**The task**
Below are some records. Say in a single number how many of their lines include the word "overdue".

***** Dataset rows

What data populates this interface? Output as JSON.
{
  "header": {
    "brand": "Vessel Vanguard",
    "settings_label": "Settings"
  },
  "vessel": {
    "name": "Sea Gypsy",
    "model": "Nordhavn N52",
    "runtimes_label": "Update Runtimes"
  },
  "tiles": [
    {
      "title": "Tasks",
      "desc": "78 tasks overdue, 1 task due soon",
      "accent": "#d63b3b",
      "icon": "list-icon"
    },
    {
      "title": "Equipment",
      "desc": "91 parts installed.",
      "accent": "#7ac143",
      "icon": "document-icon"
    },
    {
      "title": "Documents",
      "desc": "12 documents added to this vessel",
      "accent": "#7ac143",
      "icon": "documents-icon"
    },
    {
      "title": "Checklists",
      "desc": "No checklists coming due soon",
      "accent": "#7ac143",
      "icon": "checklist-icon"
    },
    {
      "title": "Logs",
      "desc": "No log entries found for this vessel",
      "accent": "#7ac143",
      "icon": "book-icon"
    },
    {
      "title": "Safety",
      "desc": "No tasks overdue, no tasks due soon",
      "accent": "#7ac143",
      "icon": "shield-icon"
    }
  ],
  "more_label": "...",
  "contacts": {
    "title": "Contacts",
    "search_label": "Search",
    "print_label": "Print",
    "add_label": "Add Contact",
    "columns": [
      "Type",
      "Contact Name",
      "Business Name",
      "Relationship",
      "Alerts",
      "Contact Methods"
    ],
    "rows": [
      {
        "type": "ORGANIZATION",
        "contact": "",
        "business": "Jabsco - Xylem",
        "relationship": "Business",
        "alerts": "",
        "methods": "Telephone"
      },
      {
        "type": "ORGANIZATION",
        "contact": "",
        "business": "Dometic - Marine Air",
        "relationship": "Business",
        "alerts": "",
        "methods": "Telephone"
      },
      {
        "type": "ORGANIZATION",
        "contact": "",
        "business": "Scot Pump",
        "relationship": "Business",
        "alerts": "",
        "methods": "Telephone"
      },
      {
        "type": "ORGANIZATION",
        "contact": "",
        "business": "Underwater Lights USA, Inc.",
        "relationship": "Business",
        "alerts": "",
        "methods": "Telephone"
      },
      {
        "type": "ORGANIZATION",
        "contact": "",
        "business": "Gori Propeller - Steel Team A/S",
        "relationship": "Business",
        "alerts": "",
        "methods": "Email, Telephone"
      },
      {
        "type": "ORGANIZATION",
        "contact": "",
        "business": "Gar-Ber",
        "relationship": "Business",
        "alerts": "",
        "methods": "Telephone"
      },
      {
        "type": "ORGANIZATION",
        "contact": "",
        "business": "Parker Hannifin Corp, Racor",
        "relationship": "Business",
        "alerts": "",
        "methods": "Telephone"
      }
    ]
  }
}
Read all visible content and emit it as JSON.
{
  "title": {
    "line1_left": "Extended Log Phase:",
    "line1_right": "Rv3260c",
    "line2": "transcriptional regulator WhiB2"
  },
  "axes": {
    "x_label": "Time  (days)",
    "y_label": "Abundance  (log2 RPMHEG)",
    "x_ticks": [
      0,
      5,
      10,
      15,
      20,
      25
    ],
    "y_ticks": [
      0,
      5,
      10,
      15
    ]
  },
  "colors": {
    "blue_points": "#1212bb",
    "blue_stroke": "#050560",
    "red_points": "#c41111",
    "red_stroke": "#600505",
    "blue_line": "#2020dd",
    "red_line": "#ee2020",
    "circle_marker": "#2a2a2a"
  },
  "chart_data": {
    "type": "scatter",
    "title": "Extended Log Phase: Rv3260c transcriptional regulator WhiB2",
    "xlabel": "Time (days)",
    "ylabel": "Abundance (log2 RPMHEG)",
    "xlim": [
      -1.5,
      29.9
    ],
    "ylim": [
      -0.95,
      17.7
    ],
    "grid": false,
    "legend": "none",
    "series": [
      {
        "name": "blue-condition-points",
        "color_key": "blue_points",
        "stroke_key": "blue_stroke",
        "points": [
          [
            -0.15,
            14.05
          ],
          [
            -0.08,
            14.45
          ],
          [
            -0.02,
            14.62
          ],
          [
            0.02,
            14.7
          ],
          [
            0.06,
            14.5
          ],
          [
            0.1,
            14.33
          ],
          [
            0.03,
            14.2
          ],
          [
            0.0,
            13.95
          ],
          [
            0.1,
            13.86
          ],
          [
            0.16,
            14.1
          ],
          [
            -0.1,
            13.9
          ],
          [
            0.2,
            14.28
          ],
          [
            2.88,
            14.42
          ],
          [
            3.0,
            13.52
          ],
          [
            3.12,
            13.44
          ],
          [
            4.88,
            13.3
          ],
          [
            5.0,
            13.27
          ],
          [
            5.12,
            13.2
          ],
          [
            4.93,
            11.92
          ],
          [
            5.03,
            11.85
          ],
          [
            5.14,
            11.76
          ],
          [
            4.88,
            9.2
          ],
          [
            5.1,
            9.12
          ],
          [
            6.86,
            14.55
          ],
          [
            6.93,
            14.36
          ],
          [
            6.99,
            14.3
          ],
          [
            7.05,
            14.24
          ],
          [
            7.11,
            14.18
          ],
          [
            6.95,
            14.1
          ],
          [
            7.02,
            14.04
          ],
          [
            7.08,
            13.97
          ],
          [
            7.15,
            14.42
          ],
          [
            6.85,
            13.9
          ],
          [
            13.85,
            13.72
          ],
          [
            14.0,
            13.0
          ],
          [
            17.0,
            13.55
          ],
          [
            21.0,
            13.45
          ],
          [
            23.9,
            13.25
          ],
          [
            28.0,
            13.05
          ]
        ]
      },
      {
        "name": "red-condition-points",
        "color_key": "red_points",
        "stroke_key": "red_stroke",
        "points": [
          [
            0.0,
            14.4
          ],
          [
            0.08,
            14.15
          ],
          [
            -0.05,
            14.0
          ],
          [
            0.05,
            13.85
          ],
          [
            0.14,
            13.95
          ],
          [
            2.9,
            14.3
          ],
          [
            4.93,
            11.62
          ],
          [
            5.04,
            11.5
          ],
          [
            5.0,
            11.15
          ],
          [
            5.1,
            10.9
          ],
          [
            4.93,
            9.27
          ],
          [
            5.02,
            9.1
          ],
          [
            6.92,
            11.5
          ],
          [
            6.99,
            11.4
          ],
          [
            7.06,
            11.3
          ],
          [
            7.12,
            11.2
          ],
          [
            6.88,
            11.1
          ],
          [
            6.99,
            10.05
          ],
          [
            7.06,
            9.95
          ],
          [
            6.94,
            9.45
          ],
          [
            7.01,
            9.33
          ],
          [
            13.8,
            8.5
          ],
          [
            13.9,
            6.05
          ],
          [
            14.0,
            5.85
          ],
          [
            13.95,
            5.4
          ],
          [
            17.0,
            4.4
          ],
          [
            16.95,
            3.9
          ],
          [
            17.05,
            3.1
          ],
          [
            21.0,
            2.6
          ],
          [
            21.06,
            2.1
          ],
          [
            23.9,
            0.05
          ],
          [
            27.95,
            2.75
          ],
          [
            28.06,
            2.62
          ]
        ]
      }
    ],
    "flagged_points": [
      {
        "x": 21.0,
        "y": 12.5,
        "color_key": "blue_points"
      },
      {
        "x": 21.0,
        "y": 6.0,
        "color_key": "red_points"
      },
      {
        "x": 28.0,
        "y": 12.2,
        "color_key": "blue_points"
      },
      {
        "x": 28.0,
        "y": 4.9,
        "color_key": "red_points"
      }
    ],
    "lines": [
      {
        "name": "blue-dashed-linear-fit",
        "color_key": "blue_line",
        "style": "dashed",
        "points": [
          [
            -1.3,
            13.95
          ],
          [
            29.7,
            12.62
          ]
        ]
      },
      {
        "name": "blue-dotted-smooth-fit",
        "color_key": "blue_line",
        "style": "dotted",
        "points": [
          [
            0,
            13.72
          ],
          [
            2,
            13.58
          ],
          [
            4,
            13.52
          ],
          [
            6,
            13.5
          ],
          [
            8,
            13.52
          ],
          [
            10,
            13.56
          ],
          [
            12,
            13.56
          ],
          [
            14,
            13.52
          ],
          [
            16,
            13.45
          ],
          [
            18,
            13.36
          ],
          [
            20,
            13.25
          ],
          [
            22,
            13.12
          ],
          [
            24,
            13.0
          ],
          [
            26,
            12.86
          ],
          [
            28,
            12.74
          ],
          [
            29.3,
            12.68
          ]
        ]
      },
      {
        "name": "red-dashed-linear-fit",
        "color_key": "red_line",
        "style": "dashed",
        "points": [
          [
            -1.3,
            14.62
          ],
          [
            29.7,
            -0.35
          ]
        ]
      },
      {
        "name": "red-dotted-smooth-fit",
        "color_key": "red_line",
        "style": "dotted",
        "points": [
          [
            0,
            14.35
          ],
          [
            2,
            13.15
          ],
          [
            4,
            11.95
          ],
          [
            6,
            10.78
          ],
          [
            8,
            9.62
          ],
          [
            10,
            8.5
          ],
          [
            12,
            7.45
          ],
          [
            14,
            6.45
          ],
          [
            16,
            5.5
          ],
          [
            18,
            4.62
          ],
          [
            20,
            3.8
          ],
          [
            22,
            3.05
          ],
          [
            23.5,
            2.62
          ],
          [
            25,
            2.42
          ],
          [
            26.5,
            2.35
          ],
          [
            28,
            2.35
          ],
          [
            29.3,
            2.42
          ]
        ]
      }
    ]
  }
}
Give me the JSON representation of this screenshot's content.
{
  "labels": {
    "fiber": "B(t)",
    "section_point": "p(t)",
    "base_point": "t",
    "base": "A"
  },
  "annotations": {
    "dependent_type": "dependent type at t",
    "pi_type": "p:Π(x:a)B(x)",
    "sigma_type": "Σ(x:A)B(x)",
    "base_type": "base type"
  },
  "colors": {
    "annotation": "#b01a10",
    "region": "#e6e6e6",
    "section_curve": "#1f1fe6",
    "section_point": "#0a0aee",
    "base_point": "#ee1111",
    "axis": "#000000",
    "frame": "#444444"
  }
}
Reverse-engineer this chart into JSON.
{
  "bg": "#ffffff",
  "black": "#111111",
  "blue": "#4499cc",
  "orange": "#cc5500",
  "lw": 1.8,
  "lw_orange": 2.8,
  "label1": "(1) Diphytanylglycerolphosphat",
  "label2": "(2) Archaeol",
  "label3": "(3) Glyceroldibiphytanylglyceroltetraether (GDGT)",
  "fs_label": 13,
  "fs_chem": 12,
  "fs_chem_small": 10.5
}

**********

**Full solution**
2